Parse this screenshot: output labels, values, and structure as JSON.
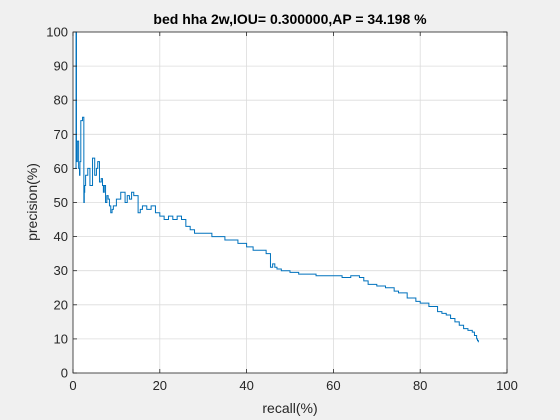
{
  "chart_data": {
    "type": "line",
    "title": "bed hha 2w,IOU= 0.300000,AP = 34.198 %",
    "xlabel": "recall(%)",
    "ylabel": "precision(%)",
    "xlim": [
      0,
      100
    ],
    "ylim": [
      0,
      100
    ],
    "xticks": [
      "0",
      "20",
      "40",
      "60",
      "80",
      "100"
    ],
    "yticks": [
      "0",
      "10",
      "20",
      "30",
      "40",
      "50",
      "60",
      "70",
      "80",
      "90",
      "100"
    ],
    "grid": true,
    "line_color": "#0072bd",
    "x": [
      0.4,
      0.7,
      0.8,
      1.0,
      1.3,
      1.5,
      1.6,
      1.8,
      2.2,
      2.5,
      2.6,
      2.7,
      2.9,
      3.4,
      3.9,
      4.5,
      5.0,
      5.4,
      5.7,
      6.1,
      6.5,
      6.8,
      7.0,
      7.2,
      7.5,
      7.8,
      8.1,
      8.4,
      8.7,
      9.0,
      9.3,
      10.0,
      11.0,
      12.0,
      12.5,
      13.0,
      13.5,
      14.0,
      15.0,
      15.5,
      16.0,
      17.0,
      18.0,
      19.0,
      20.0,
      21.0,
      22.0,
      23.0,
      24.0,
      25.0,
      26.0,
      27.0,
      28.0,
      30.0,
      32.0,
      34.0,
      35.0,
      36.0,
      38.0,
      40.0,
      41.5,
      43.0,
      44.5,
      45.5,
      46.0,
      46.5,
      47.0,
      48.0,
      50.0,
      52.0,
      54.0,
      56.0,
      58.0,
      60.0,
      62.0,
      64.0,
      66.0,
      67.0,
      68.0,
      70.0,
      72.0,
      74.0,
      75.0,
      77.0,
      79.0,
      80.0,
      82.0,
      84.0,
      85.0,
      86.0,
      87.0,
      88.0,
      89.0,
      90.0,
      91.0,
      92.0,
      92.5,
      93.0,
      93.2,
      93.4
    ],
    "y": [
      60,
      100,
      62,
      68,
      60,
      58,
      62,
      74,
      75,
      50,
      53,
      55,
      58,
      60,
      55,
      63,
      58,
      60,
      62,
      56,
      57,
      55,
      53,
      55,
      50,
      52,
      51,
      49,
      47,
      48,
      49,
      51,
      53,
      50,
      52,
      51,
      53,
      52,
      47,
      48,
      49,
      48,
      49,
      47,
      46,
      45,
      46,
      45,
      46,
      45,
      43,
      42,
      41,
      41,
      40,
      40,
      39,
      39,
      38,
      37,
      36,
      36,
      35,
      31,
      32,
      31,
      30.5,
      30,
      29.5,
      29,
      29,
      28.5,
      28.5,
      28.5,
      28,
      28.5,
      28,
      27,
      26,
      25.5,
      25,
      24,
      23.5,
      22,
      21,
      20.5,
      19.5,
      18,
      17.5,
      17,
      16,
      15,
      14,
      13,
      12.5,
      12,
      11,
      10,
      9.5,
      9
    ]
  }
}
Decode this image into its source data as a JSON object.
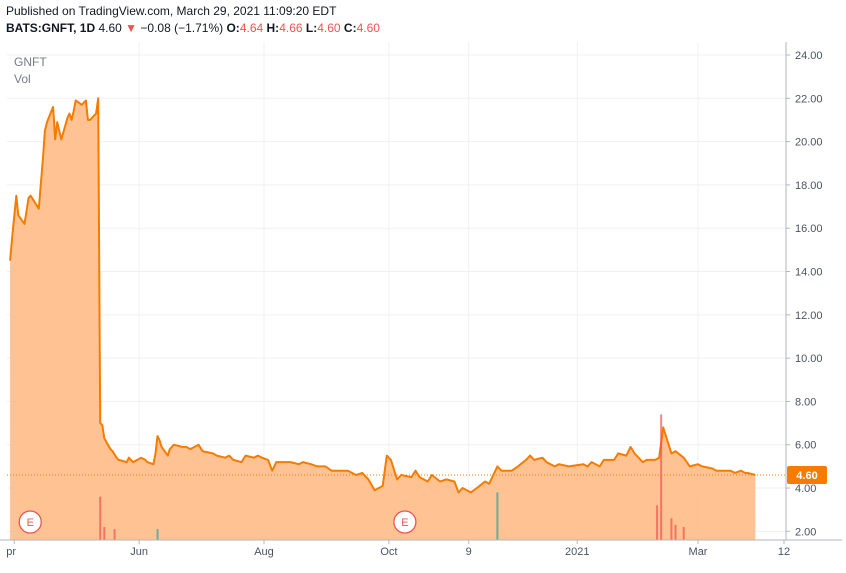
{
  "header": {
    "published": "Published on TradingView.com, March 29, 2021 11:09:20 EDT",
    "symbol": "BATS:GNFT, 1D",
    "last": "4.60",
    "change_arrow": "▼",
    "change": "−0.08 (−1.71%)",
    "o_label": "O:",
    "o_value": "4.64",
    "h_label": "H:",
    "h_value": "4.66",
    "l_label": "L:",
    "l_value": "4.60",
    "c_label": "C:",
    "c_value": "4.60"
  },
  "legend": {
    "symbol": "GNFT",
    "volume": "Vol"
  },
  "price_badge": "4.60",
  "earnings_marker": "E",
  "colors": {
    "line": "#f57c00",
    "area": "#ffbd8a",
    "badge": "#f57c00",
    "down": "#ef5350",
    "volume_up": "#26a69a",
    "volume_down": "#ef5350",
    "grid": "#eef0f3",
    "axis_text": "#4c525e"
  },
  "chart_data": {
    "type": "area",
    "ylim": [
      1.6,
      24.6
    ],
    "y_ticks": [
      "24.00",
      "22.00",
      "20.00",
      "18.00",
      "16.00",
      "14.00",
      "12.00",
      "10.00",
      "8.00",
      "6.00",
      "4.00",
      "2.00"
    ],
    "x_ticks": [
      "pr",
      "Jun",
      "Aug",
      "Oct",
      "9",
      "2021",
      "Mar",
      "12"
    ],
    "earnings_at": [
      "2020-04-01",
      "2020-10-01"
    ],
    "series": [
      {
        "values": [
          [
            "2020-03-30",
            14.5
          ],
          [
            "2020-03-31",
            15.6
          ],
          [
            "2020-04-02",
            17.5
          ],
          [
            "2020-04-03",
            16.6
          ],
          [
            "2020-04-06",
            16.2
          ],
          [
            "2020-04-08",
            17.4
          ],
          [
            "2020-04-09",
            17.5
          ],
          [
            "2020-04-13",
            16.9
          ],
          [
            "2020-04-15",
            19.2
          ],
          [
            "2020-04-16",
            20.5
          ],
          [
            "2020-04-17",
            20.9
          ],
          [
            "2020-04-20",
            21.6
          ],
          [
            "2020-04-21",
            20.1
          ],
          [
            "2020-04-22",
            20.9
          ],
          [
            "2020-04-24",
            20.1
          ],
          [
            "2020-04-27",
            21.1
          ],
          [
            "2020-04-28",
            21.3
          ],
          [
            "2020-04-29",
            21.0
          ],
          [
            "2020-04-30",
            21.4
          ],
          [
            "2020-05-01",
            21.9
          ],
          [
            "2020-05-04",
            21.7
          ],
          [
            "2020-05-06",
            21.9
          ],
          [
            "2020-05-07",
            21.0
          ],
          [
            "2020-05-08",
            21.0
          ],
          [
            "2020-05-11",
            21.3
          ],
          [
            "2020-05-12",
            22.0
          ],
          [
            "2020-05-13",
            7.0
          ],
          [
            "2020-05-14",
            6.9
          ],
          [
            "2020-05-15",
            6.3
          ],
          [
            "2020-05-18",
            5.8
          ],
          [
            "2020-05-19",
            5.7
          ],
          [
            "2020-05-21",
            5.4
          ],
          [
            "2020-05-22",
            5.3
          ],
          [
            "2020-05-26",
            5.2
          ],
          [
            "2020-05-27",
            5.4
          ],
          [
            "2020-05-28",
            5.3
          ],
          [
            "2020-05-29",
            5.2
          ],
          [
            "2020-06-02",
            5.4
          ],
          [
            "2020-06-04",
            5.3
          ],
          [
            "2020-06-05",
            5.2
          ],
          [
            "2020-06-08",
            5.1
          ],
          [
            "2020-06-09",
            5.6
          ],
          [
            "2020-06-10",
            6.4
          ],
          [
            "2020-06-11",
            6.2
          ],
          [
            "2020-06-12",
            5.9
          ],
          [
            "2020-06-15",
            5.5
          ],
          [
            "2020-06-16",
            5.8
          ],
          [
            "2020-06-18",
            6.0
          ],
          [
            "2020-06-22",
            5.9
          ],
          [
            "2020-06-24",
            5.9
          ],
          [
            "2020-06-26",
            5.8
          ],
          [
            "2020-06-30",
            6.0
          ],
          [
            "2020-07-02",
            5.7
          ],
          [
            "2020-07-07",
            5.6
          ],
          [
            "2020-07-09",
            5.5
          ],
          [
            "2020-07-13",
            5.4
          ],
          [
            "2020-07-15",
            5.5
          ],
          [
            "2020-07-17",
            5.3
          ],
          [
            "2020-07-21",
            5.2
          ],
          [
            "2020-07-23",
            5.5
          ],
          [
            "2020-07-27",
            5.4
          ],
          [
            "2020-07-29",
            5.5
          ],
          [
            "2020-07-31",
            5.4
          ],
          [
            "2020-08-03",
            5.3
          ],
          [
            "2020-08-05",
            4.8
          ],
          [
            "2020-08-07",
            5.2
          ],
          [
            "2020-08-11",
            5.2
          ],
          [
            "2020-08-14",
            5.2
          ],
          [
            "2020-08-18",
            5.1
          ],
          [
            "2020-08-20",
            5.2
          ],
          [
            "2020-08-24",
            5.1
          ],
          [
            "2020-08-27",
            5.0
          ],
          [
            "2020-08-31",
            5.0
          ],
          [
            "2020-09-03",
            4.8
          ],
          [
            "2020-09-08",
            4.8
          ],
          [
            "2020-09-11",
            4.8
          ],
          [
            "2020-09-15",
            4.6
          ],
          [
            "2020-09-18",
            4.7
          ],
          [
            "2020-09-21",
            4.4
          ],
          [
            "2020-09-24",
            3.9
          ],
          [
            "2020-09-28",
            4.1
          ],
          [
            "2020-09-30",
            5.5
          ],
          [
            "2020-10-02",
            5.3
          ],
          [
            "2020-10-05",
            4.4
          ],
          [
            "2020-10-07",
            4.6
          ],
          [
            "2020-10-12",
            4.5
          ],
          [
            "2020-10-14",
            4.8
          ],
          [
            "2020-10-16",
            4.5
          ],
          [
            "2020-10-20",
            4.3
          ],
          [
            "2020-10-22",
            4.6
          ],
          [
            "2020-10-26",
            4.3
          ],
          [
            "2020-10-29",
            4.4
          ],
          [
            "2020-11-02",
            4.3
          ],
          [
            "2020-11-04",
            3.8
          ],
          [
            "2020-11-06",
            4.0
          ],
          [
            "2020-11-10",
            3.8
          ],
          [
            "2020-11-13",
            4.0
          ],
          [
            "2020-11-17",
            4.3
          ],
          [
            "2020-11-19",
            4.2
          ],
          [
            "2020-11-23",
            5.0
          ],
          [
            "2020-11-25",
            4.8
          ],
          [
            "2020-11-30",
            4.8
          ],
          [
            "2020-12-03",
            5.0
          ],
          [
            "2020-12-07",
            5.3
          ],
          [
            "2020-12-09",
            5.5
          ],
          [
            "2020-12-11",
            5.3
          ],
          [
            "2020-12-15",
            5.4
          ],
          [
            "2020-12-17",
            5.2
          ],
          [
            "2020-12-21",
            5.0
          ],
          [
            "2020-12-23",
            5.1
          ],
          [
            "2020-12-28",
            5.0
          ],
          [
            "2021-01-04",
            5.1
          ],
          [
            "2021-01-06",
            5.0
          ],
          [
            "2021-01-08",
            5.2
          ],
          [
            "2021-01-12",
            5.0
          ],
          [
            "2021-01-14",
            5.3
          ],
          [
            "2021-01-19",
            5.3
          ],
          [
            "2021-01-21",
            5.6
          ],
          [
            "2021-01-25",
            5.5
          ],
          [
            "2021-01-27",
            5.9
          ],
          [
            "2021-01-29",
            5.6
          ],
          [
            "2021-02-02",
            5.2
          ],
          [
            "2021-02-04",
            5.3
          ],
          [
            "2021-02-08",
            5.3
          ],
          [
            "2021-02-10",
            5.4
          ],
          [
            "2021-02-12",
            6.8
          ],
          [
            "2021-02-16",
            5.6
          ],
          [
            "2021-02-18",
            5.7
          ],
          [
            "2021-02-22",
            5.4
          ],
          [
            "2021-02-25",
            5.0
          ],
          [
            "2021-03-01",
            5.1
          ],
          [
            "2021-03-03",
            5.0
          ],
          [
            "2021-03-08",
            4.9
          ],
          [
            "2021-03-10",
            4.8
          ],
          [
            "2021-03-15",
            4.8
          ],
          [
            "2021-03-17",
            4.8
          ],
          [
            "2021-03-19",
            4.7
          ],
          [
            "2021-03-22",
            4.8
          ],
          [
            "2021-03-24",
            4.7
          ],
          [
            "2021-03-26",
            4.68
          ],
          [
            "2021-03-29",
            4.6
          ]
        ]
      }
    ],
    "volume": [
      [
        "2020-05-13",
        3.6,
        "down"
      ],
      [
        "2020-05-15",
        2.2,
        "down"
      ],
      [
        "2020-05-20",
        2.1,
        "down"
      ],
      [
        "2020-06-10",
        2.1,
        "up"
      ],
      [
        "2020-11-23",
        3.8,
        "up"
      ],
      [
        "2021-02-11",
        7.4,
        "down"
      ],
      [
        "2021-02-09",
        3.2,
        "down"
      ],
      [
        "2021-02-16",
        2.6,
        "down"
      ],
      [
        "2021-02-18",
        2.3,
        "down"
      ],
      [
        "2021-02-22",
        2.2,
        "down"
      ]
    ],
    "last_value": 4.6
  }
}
-----
From the data above, gather every line that includes the word "this".

Parse this screenshot: output labels, values, and structure as JSON.
Decode this image into its source data as a JSON object.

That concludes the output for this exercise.